** begin Data for this task **
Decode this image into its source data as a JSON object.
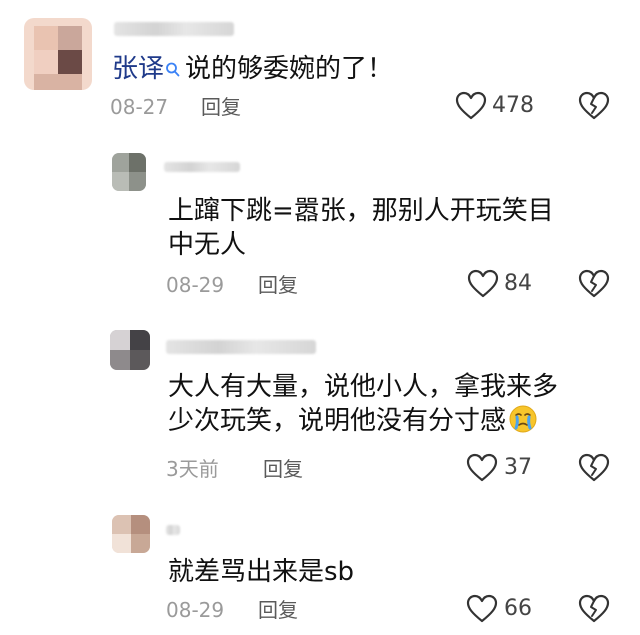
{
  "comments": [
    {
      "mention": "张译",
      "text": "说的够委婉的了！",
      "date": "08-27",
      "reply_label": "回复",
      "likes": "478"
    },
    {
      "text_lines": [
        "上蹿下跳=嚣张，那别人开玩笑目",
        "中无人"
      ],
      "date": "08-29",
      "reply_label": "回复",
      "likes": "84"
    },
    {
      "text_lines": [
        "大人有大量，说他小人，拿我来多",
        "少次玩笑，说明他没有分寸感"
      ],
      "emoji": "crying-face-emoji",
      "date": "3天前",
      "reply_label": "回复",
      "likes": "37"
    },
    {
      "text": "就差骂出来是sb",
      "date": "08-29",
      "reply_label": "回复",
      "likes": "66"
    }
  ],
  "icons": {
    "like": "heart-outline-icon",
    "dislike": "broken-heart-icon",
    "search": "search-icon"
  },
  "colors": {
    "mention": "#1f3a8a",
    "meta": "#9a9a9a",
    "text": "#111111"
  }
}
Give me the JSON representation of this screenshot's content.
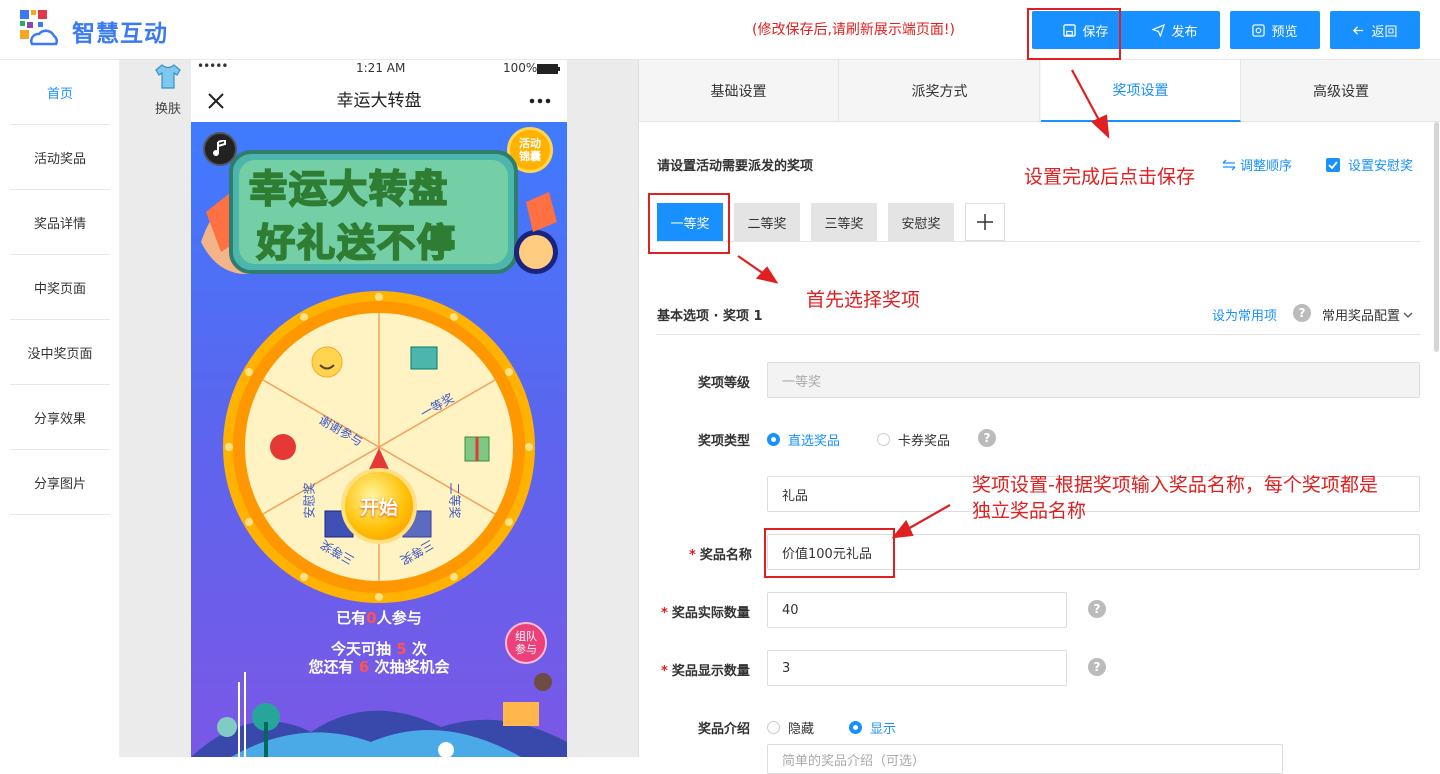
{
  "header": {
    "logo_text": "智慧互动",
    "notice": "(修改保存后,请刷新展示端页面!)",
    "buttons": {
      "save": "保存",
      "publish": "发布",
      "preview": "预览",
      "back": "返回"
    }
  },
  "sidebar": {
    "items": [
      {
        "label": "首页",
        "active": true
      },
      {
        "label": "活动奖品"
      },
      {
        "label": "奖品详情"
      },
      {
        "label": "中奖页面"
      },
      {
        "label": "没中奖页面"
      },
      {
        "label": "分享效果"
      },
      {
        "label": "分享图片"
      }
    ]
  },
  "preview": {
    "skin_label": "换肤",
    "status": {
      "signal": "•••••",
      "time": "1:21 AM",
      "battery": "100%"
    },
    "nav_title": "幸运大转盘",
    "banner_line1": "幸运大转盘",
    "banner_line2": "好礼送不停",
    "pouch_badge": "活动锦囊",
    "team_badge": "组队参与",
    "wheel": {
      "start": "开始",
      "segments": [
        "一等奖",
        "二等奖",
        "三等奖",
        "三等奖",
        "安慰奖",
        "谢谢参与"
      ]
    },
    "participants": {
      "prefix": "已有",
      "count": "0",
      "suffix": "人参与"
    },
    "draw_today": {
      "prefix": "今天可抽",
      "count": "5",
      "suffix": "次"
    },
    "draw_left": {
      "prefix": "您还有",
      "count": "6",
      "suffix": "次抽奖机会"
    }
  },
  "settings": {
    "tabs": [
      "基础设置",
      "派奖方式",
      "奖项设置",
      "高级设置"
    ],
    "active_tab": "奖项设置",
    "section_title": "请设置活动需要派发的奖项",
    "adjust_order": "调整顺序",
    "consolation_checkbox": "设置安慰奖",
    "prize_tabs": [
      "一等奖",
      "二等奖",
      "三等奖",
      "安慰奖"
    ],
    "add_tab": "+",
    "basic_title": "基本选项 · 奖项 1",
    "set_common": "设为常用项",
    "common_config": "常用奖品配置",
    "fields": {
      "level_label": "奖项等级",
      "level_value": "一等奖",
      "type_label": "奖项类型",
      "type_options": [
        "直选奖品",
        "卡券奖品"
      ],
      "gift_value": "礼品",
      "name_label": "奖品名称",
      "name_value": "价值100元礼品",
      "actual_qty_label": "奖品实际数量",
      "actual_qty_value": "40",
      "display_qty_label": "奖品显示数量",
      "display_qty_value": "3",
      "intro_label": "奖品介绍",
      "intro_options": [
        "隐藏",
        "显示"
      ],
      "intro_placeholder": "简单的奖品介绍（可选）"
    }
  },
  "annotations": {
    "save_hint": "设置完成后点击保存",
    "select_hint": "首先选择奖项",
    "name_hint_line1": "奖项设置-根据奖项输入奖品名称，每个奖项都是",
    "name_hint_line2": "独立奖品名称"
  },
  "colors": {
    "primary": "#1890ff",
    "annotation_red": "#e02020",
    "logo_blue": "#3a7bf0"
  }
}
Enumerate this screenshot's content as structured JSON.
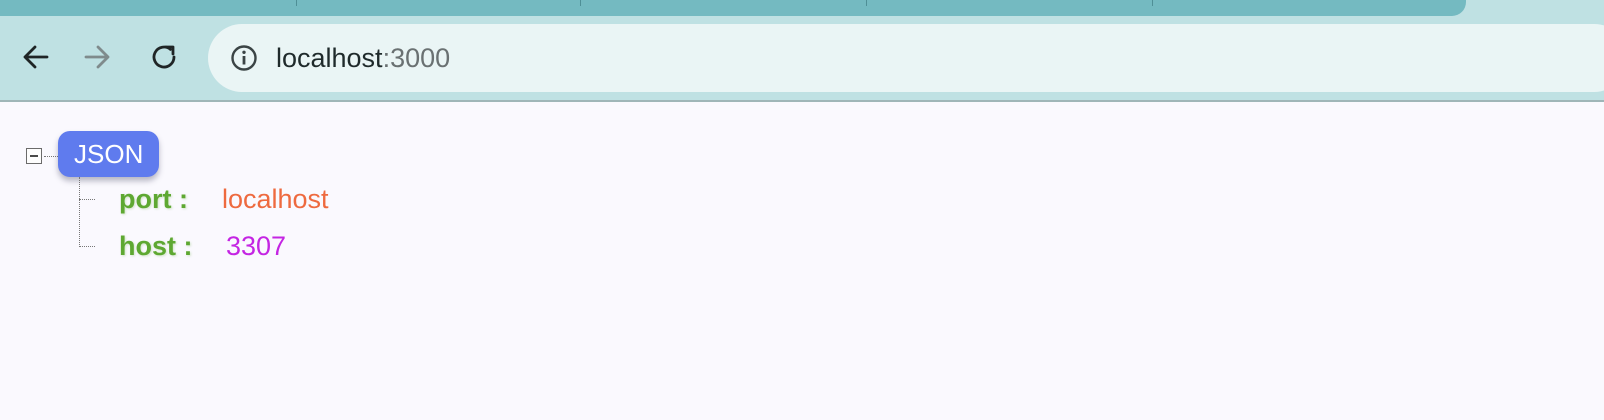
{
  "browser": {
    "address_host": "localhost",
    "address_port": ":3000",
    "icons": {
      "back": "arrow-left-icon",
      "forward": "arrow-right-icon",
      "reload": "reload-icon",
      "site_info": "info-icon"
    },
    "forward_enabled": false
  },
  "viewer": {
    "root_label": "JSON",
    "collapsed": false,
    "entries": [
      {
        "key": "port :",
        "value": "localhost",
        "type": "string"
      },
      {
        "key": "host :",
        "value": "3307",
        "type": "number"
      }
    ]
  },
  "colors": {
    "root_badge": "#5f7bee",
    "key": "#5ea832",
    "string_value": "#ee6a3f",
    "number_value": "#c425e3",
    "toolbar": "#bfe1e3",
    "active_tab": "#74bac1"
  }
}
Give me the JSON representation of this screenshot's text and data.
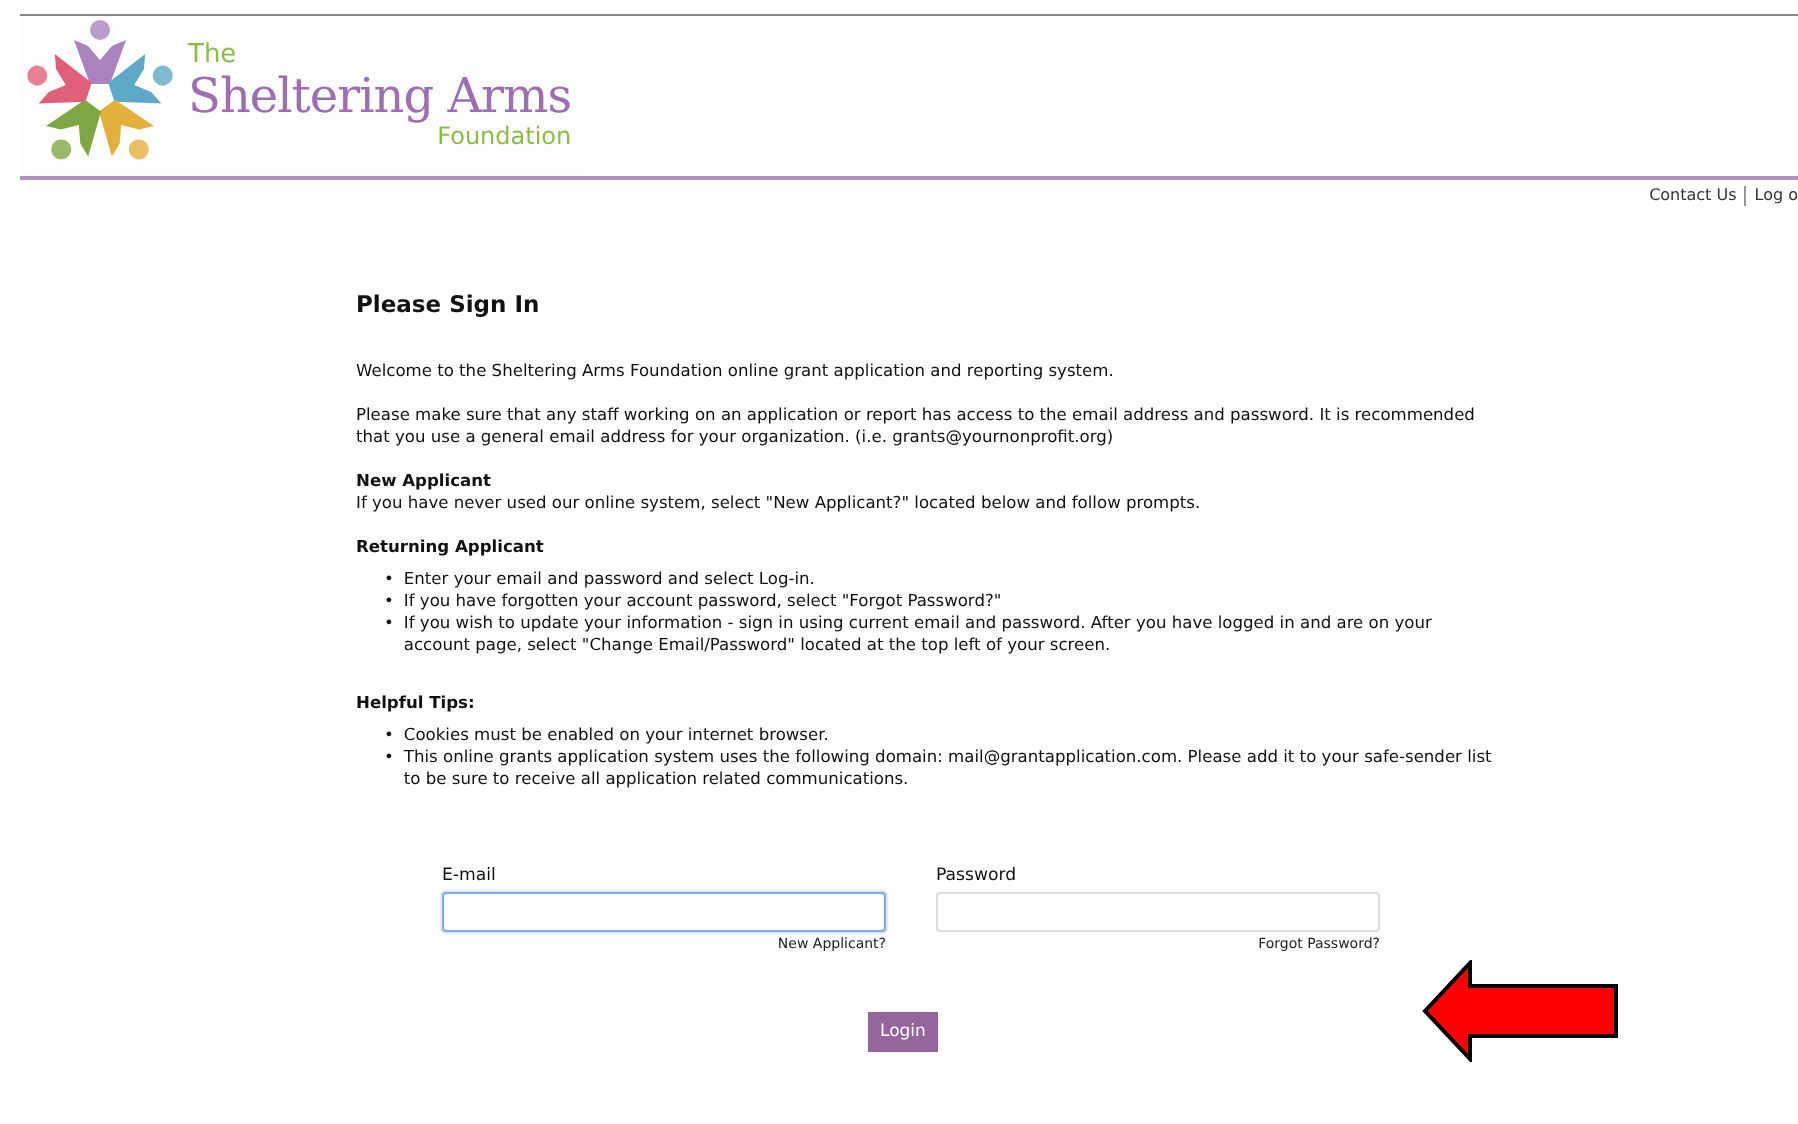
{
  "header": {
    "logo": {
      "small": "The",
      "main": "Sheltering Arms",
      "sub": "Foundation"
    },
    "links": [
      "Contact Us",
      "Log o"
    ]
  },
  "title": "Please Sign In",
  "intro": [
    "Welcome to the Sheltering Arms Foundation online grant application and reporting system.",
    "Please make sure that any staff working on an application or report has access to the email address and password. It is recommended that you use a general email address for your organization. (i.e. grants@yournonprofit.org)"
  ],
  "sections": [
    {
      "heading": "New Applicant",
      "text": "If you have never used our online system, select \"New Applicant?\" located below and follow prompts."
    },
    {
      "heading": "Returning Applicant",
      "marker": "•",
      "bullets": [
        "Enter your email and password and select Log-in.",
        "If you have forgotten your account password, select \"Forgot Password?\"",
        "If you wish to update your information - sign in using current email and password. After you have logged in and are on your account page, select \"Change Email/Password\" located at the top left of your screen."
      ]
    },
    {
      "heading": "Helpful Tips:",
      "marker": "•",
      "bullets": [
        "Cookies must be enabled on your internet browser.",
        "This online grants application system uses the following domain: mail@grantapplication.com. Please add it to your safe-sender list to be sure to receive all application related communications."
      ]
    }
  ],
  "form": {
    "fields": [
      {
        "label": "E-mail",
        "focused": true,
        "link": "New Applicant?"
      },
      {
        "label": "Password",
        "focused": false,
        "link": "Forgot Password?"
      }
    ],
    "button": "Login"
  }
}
** end Data for this task **
**Task statement**
Every line should be retyped exactly, with the pictures omitted.

**Answer to the problem**
Decode this image into its source data as a JSON object.
{
  "comments": [
    {
      "mention": "张译",
      "text": "说的够委婉的了！",
      "date": "08-27",
      "reply_label": "回复",
      "likes": "478"
    },
    {
      "text_lines": [
        "上蹿下跳=嚣张，那别人开玩笑目",
        "中无人"
      ],
      "date": "08-29",
      "reply_label": "回复",
      "likes": "84"
    },
    {
      "text_lines": [
        "大人有大量，说他小人，拿我来多",
        "少次玩笑，说明他没有分寸感"
      ],
      "emoji": "crying-face-emoji",
      "date": "3天前",
      "reply_label": "回复",
      "likes": "37"
    },
    {
      "text": "就差骂出来是sb",
      "date": "08-29",
      "reply_label": "回复",
      "likes": "66"
    }
  ],
  "icons": {
    "like": "heart-outline-icon",
    "dislike": "broken-heart-icon",
    "search": "search-icon"
  },
  "colors": {
    "mention": "#1f3a8a",
    "meta": "#9a9a9a",
    "text": "#111111"
  }
}
Give me the JSON representation of this screenshot's content.
{
  "header": {
    "logo_text": "智慧互动",
    "notice": "(修改保存后,请刷新展示端页面!)",
    "buttons": {
      "save": "保存",
      "publish": "发布",
      "preview": "预览",
      "back": "返回"
    }
  },
  "sidebar": {
    "items": [
      {
        "label": "首页",
        "active": true
      },
      {
        "label": "活动奖品"
      },
      {
        "label": "奖品详情"
      },
      {
        "label": "中奖页面"
      },
      {
        "label": "没中奖页面"
      },
      {
        "label": "分享效果"
      },
      {
        "label": "分享图片"
      }
    ]
  },
  "preview": {
    "skin_label": "换肤",
    "status": {
      "signal": "•••••",
      "time": "1:21 AM",
      "battery": "100%"
    },
    "nav_title": "幸运大转盘",
    "banner_line1": "幸运大转盘",
    "banner_line2": "好礼送不停",
    "pouch_badge": "活动锦囊",
    "team_badge": "组队参与",
    "wheel": {
      "start": "开始",
      "segments": [
        "一等奖",
        "二等奖",
        "三等奖",
        "三等奖",
        "安慰奖",
        "谢谢参与"
      ]
    },
    "participants": {
      "prefix": "已有",
      "count": "0",
      "suffix": "人参与"
    },
    "draw_today": {
      "prefix": "今天可抽",
      "count": "5",
      "suffix": "次"
    },
    "draw_left": {
      "prefix": "您还有",
      "count": "6",
      "suffix": "次抽奖机会"
    }
  },
  "settings": {
    "tabs": [
      "基础设置",
      "派奖方式",
      "奖项设置",
      "高级设置"
    ],
    "active_tab": "奖项设置",
    "section_title": "请设置活动需要派发的奖项",
    "adjust_order": "调整顺序",
    "consolation_checkbox": "设置安慰奖",
    "prize_tabs": [
      "一等奖",
      "二等奖",
      "三等奖",
      "安慰奖"
    ],
    "add_tab": "+",
    "basic_title": "基本选项 · 奖项 1",
    "set_common": "设为常用项",
    "common_config": "常用奖品配置",
    "fields": {
      "level_label": "奖项等级",
      "level_value": "一等奖",
      "type_label": "奖项类型",
      "type_options": [
        "直选奖品",
        "卡券奖品"
      ],
      "gift_value": "礼品",
      "name_label": "奖品名称",
      "name_value": "价值100元礼品",
      "actual_qty_label": "奖品实际数量",
      "actual_qty_value": "40",
      "display_qty_label": "奖品显示数量",
      "display_qty_value": "3",
      "intro_label": "奖品介绍",
      "intro_options": [
        "隐藏",
        "显示"
      ],
      "intro_placeholder": "简单的奖品介绍（可选）"
    }
  },
  "annotations": {
    "save_hint": "设置完成后点击保存",
    "select_hint": "首先选择奖项",
    "name_hint_line1": "奖项设置-根据奖项输入奖品名称，每个奖项都是",
    "name_hint_line2": "独立奖品名称"
  },
  "colors": {
    "primary": "#1890ff",
    "annotation_red": "#e02020",
    "logo_blue": "#3a7bf0"
  }
}
Enumerate this screenshot's content as structured JSON.
{
  "browser": {
    "address_host": "localhost",
    "address_port": ":3000",
    "icons": {
      "back": "arrow-left-icon",
      "forward": "arrow-right-icon",
      "reload": "reload-icon",
      "site_info": "info-icon"
    },
    "forward_enabled": false
  },
  "viewer": {
    "root_label": "JSON",
    "collapsed": false,
    "entries": [
      {
        "key": "port :",
        "value": "localhost",
        "type": "string"
      },
      {
        "key": "host :",
        "value": "3307",
        "type": "number"
      }
    ]
  },
  "colors": {
    "root_badge": "#5f7bee",
    "key": "#5ea832",
    "string_value": "#ee6a3f",
    "number_value": "#c425e3",
    "toolbar": "#bfe1e3",
    "active_tab": "#74bac1"
  }
}
Give me the JSON representation of this screenshot's text and data.
{
  "header": {
    "logo": {
      "small": "The",
      "main": "Sheltering Arms",
      "sub": "Foundation"
    },
    "links": [
      "Contact Us",
      "Log o"
    ]
  },
  "title": "Please Sign In",
  "intro": [
    "Welcome to the Sheltering Arms Foundation online grant application and reporting system.",
    "Please make sure that any staff working on an application or report has access to the email address and password. It is recommended that you use a general email address for your organization. (i.e. grants@yournonprofit.org)"
  ],
  "sections": [
    {
      "heading": "New Applicant",
      "text": "If you have never used our online system, select \"New Applicant?\" located below and follow prompts."
    },
    {
      "heading": "Returning Applicant",
      "marker": "•",
      "bullets": [
        "Enter your email and password and select Log-in.",
        "If you have forgotten your account password, select \"Forgot Password?\"",
        "If you wish to update your information - sign in using current email and password. After you have logged in and are on your account page, select \"Change Email/Password\" located at the top left of your screen."
      ]
    },
    {
      "heading": "Helpful Tips:",
      "marker": "•",
      "bullets": [
        "Cookies must be enabled on your internet browser.",
        "This online grants application system uses the following domain: mail@grantapplication.com. Please add it to your safe-sender list to be sure to receive all application related communications."
      ]
    }
  ],
  "form": {
    "fields": [
      {
        "label": "E-mail",
        "focused": true,
        "link": "New Applicant?"
      },
      {
        "label": "Password",
        "focused": false,
        "link": "Forgot Password?"
      }
    ],
    "button": "Login"
  }
}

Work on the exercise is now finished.